YOUR INSTRUCTIONS: The entries below should be output exactly as written.

EXERCISE INPUT:

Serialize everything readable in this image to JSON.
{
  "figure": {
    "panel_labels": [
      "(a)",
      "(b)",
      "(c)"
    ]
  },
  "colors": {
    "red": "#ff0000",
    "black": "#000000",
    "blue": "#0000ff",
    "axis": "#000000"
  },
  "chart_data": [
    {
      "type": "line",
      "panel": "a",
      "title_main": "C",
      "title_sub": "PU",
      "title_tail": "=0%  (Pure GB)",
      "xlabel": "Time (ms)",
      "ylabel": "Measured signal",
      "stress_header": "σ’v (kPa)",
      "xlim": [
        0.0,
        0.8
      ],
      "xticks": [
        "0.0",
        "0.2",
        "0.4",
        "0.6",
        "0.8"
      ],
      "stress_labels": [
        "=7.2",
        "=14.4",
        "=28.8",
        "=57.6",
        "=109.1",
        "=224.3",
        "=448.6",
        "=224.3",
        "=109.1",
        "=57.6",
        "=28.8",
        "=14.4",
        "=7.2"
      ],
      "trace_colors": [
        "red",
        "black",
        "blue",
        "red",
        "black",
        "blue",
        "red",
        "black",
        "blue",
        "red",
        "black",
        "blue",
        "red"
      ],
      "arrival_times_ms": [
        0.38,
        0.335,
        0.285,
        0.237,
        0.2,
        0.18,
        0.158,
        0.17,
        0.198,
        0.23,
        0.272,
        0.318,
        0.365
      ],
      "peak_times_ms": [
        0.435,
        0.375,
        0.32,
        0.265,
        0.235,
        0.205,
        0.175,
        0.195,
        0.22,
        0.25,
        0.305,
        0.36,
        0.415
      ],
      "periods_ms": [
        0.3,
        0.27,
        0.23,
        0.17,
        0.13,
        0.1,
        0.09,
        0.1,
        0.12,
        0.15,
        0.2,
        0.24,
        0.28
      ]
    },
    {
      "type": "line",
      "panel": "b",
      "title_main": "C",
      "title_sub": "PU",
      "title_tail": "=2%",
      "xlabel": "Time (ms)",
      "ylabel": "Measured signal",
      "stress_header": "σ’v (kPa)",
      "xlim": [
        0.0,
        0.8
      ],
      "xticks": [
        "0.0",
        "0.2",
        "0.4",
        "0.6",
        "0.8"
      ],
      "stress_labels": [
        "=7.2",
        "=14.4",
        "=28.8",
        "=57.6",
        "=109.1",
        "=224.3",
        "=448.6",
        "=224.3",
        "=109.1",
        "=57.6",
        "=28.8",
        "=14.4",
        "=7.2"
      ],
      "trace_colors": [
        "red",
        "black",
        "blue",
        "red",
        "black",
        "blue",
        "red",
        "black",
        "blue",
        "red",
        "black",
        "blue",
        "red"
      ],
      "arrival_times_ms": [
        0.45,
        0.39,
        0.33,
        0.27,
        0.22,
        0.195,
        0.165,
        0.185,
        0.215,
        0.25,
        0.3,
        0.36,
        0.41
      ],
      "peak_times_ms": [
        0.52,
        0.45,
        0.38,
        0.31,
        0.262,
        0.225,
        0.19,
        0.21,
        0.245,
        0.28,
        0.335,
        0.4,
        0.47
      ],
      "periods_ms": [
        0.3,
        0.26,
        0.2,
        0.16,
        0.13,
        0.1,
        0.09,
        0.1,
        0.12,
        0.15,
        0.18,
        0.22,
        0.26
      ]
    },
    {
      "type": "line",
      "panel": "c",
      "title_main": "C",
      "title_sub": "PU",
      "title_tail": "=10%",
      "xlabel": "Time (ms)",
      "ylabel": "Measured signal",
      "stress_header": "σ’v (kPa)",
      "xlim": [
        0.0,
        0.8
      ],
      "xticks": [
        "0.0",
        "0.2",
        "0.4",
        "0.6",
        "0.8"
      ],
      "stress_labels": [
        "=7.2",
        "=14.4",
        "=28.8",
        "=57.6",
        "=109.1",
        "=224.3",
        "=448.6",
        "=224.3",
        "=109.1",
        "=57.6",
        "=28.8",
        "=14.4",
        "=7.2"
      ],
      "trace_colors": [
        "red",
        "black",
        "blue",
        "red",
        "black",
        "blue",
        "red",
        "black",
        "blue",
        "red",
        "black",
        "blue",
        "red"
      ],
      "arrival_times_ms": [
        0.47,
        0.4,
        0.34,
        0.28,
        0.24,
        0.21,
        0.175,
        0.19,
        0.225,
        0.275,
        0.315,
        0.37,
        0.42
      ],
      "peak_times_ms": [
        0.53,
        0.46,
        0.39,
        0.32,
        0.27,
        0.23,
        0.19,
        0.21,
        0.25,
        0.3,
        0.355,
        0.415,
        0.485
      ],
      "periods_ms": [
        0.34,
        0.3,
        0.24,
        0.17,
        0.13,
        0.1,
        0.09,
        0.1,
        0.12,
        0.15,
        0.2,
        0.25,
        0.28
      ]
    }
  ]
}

RESPONSE TO THE TASK:
Serialize everything readable in this image to JSON.
{
  "figure": {
    "panel_labels": [
      "(a)",
      "(b)",
      "(c)"
    ]
  },
  "colors": {
    "red": "#ff0000",
    "black": "#000000",
    "blue": "#0000ff",
    "axis": "#000000"
  },
  "chart_data": [
    {
      "type": "line",
      "panel": "a",
      "title_main": "C",
      "title_sub": "PU",
      "title_tail": "=0%  (Pure GB)",
      "xlabel": "Time (ms)",
      "ylabel": "Measured signal",
      "stress_header": "σ’v (kPa)",
      "xlim": [
        0.0,
        0.8
      ],
      "xticks": [
        "0.0",
        "0.2",
        "0.4",
        "0.6",
        "0.8"
      ],
      "stress_labels": [
        "=7.2",
        "=14.4",
        "=28.8",
        "=57.6",
        "=109.1",
        "=224.3",
        "=448.6",
        "=224.3",
        "=109.1",
        "=57.6",
        "=28.8",
        "=14.4",
        "=7.2"
      ],
      "trace_colors": [
        "red",
        "black",
        "blue",
        "red",
        "black",
        "blue",
        "red",
        "black",
        "blue",
        "red",
        "black",
        "blue",
        "red"
      ],
      "arrival_times_ms": [
        0.38,
        0.335,
        0.285,
        0.237,
        0.2,
        0.18,
        0.158,
        0.17,
        0.198,
        0.23,
        0.272,
        0.318,
        0.365
      ],
      "peak_times_ms": [
        0.435,
        0.375,
        0.32,
        0.265,
        0.235,
        0.205,
        0.175,
        0.195,
        0.22,
        0.25,
        0.305,
        0.36,
        0.415
      ],
      "periods_ms": [
        0.3,
        0.27,
        0.23,
        0.17,
        0.13,
        0.1,
        0.09,
        0.1,
        0.12,
        0.15,
        0.2,
        0.24,
        0.28
      ]
    },
    {
      "type": "line",
      "panel": "b",
      "title_main": "C",
      "title_sub": "PU",
      "title_tail": "=2%",
      "xlabel": "Time (ms)",
      "ylabel": "Measured signal",
      "stress_header": "σ’v (kPa)",
      "xlim": [
        0.0,
        0.8
      ],
      "xticks": [
        "0.0",
        "0.2",
        "0.4",
        "0.6",
        "0.8"
      ],
      "stress_labels": [
        "=7.2",
        "=14.4",
        "=28.8",
        "=57.6",
        "=109.1",
        "=224.3",
        "=448.6",
        "=224.3",
        "=109.1",
        "=57.6",
        "=28.8",
        "=14.4",
        "=7.2"
      ],
      "trace_colors": [
        "red",
        "black",
        "blue",
        "red",
        "black",
        "blue",
        "red",
        "black",
        "blue",
        "red",
        "black",
        "blue",
        "red"
      ],
      "arrival_times_ms": [
        0.45,
        0.39,
        0.33,
        0.27,
        0.22,
        0.195,
        0.165,
        0.185,
        0.215,
        0.25,
        0.3,
        0.36,
        0.41
      ],
      "peak_times_ms": [
        0.52,
        0.45,
        0.38,
        0.31,
        0.262,
        0.225,
        0.19,
        0.21,
        0.245,
        0.28,
        0.335,
        0.4,
        0.47
      ],
      "periods_ms": [
        0.3,
        0.26,
        0.2,
        0.16,
        0.13,
        0.1,
        0.09,
        0.1,
        0.12,
        0.15,
        0.18,
        0.22,
        0.26
      ]
    },
    {
      "type": "line",
      "panel": "c",
      "title_main": "C",
      "title_sub": "PU",
      "title_tail": "=10%",
      "xlabel": "Time (ms)",
      "ylabel": "Measured signal",
      "stress_header": "σ’v (kPa)",
      "xlim": [
        0.0,
        0.8
      ],
      "xticks": [
        "0.0",
        "0.2",
        "0.4",
        "0.6",
        "0.8"
      ],
      "stress_labels": [
        "=7.2",
        "=14.4",
        "=28.8",
        "=57.6",
        "=109.1",
        "=224.3",
        "=448.6",
        "=224.3",
        "=109.1",
        "=57.6",
        "=28.8",
        "=14.4",
        "=7.2"
      ],
      "trace_colors": [
        "red",
        "black",
        "blue",
        "red",
        "black",
        "blue",
        "red",
        "black",
        "blue",
        "red",
        "black",
        "blue",
        "red"
      ],
      "arrival_times_ms": [
        0.47,
        0.4,
        0.34,
        0.28,
        0.24,
        0.21,
        0.175,
        0.19,
        0.225,
        0.275,
        0.315,
        0.37,
        0.42
      ],
      "peak_times_ms": [
        0.53,
        0.46,
        0.39,
        0.32,
        0.27,
        0.23,
        0.19,
        0.21,
        0.25,
        0.3,
        0.355,
        0.415,
        0.485
      ],
      "periods_ms": [
        0.34,
        0.3,
        0.24,
        0.17,
        0.13,
        0.1,
        0.09,
        0.1,
        0.12,
        0.15,
        0.2,
        0.25,
        0.28
      ]
    }
  ]
}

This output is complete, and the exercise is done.